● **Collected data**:
↓

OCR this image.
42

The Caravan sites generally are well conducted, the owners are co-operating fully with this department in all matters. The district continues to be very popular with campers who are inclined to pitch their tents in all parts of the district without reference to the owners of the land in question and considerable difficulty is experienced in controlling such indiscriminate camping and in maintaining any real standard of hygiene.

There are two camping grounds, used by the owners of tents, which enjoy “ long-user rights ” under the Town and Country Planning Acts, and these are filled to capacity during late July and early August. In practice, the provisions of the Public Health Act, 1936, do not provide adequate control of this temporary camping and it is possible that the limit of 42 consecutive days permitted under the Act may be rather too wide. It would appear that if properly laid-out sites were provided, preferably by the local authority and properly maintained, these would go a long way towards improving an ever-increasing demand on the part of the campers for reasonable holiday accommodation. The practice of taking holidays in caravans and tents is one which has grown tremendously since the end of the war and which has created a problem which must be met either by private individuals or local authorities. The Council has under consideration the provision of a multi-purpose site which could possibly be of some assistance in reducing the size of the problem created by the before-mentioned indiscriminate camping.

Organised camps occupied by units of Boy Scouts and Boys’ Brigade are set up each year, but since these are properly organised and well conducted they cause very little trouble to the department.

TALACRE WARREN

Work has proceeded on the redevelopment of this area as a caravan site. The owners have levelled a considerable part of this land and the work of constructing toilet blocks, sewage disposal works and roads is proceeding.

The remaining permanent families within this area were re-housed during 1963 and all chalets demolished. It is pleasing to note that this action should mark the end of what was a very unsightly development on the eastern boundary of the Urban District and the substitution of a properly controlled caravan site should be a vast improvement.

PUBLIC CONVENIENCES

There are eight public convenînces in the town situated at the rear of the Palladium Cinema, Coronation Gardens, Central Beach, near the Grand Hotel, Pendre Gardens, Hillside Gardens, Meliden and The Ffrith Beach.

↑

● **What to do**:
Where a line in the entries holds "department", copy that line.

● **Result of this task**:
The Caravan sites generally are well conducted, the owners are co-operating fully with this department in all matters. The district continues to be very popular with campers who are inclined to pitch their tents in all parts of the district without reference to the owners of the land in question and considerable difficulty is experienced in controlling such indiscriminate camping and in maintaining any real standard of hygiene.
Organised camps occupied by units of Boy Scouts and Boys’ Brigade are set up each year, but since these are properly organised and well conducted they cause very little trouble to the department.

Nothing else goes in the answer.